begin Source material
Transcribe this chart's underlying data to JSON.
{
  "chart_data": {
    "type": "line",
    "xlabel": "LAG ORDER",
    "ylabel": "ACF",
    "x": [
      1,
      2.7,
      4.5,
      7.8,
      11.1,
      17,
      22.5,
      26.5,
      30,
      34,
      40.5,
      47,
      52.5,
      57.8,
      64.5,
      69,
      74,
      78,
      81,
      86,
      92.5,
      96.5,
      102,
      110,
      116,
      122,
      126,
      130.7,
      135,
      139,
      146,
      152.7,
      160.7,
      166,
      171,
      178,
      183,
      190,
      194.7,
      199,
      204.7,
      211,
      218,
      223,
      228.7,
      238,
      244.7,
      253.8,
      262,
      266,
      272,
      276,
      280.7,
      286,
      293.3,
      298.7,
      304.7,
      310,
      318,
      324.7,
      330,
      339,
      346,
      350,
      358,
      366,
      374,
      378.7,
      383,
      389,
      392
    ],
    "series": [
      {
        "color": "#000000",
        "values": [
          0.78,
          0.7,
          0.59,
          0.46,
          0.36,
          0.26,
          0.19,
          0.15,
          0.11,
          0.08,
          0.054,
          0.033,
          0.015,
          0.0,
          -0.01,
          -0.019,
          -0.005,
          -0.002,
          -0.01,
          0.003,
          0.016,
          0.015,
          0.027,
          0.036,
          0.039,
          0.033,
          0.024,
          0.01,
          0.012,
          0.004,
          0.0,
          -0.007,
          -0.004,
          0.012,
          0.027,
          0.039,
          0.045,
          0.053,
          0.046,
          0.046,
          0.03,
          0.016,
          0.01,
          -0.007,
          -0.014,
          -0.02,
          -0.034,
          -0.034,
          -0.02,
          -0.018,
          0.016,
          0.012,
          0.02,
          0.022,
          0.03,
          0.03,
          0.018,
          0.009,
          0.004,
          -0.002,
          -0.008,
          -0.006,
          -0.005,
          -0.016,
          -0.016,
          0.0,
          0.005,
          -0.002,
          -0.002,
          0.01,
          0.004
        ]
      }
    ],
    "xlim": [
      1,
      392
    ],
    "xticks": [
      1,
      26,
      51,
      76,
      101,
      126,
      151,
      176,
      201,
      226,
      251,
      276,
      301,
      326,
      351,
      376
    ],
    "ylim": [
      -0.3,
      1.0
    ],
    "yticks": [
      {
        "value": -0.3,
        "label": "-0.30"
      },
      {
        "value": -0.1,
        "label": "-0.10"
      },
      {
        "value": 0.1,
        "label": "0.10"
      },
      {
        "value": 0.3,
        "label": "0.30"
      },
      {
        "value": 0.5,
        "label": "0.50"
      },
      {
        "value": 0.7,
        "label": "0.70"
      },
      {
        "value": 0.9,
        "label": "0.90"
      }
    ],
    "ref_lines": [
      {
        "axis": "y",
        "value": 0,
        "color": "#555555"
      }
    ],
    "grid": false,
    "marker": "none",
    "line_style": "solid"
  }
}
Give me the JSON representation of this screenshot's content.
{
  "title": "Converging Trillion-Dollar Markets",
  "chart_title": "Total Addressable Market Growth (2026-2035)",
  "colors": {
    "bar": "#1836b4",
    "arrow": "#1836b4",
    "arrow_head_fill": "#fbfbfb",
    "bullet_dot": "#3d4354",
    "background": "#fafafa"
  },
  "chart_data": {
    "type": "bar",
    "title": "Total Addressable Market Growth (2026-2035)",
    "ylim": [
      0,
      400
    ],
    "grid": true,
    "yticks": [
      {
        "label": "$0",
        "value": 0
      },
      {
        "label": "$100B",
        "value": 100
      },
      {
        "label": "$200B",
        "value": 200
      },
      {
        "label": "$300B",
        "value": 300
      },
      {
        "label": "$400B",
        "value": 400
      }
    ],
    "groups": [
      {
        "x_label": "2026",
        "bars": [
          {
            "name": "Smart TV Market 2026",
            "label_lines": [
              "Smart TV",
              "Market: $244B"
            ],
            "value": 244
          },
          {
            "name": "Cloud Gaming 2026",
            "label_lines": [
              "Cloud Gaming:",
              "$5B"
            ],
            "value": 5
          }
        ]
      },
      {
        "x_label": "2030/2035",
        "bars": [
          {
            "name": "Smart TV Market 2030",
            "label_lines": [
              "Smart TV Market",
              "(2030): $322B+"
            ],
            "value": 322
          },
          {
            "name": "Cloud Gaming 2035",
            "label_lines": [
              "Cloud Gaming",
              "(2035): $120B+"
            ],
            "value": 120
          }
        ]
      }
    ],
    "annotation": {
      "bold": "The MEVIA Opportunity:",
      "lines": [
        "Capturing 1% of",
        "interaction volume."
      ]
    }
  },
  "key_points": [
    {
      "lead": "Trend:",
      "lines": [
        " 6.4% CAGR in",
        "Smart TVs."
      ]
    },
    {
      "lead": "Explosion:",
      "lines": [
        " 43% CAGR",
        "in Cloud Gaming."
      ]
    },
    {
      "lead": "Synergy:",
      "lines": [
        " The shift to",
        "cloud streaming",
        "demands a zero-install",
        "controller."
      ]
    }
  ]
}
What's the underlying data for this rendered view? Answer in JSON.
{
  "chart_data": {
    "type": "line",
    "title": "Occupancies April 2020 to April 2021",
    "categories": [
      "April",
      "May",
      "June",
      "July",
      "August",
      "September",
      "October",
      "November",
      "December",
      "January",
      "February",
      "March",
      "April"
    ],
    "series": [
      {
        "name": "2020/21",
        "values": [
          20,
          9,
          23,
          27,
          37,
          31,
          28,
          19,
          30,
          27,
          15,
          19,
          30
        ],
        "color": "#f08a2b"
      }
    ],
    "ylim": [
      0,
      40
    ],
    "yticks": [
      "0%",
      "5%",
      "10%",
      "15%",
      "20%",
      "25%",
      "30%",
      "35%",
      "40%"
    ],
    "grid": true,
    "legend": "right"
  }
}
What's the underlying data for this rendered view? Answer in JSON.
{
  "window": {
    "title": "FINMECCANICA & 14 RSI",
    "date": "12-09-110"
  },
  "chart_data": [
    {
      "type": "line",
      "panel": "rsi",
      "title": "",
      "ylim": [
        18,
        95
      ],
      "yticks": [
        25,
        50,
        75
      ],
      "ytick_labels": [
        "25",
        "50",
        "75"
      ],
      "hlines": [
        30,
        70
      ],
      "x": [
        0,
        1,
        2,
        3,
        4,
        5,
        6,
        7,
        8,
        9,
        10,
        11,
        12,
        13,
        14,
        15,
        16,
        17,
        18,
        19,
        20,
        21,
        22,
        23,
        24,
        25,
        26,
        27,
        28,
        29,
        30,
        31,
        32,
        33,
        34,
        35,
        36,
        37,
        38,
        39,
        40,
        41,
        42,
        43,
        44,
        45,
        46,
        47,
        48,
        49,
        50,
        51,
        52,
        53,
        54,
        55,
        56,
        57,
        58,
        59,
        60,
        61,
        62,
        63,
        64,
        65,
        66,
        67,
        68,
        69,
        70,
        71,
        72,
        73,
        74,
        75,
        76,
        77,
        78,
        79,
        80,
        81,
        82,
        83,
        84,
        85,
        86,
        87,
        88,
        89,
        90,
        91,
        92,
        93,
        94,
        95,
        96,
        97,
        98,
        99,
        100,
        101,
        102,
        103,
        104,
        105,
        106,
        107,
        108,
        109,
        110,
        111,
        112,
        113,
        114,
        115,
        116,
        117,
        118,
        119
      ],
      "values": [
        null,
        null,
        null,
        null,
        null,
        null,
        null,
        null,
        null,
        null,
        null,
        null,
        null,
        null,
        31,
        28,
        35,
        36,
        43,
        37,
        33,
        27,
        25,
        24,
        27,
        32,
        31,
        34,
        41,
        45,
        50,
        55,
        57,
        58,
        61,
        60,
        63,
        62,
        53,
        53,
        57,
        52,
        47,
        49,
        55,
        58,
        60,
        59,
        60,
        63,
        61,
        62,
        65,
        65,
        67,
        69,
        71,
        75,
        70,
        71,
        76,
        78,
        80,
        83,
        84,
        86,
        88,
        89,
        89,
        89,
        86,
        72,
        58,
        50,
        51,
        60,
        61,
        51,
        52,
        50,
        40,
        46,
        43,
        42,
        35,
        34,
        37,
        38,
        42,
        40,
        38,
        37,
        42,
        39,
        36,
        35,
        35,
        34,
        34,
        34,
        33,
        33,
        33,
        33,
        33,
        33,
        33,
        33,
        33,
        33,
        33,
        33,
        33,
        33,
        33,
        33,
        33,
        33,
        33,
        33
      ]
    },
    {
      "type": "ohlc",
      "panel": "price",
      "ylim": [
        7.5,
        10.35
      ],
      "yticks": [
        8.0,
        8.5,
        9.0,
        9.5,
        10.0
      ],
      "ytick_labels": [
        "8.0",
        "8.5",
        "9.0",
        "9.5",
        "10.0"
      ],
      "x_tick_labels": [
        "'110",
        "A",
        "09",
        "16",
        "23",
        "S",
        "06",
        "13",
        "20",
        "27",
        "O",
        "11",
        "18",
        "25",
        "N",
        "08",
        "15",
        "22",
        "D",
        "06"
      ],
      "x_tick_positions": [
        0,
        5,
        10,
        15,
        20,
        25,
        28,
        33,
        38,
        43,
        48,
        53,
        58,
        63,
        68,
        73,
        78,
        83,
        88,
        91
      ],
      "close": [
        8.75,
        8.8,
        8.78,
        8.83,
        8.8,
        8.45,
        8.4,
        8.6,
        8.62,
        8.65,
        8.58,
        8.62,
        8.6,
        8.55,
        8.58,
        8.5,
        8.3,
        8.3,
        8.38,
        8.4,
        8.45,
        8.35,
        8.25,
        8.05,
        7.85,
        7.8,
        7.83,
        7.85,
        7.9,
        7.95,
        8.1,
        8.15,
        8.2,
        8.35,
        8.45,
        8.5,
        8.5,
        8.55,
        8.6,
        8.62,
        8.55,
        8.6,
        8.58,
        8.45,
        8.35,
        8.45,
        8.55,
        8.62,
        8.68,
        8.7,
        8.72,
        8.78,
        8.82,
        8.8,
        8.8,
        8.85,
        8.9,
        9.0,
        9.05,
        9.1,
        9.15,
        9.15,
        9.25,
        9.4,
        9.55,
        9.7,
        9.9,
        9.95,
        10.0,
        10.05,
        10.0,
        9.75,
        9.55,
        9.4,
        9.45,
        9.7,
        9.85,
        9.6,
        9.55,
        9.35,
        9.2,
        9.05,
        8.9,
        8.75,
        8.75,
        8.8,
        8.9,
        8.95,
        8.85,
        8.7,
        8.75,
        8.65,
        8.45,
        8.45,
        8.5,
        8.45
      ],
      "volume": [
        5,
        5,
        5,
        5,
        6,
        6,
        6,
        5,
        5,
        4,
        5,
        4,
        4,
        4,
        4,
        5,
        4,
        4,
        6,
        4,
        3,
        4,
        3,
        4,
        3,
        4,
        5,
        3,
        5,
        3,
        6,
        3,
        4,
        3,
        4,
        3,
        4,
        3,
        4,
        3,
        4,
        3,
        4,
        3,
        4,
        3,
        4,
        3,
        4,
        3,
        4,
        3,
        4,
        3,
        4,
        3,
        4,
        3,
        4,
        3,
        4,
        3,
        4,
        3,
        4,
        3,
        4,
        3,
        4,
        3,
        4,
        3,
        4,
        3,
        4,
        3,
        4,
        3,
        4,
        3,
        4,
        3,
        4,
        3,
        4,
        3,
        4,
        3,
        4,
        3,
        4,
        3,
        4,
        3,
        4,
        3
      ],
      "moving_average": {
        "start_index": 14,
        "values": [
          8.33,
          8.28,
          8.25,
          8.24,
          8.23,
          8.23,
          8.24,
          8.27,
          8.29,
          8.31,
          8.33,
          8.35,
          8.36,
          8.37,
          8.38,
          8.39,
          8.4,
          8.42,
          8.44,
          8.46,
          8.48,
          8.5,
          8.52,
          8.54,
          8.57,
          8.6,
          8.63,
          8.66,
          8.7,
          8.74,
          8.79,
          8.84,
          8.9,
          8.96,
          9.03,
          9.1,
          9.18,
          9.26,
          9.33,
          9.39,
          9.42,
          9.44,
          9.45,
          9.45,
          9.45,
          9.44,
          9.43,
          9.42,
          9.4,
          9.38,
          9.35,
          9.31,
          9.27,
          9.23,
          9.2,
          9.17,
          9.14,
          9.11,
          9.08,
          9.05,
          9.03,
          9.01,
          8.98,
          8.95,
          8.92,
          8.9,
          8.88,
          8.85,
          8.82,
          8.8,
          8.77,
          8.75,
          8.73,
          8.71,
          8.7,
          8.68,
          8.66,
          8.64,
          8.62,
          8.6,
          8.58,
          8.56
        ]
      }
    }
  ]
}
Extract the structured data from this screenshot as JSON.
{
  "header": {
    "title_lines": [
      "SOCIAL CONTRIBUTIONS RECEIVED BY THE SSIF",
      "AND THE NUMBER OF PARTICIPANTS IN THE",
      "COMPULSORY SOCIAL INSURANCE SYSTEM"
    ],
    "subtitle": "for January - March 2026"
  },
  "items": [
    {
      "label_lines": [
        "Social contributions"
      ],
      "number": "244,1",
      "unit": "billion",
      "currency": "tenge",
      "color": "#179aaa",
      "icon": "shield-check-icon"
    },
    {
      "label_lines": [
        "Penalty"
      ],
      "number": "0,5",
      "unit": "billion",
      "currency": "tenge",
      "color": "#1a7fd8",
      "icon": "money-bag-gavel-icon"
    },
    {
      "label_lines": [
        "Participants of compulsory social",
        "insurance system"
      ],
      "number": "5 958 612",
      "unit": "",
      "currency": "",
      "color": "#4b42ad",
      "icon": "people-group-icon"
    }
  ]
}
end Source material
Determine how many lines of the data contain "March" and give nothing but that number.

2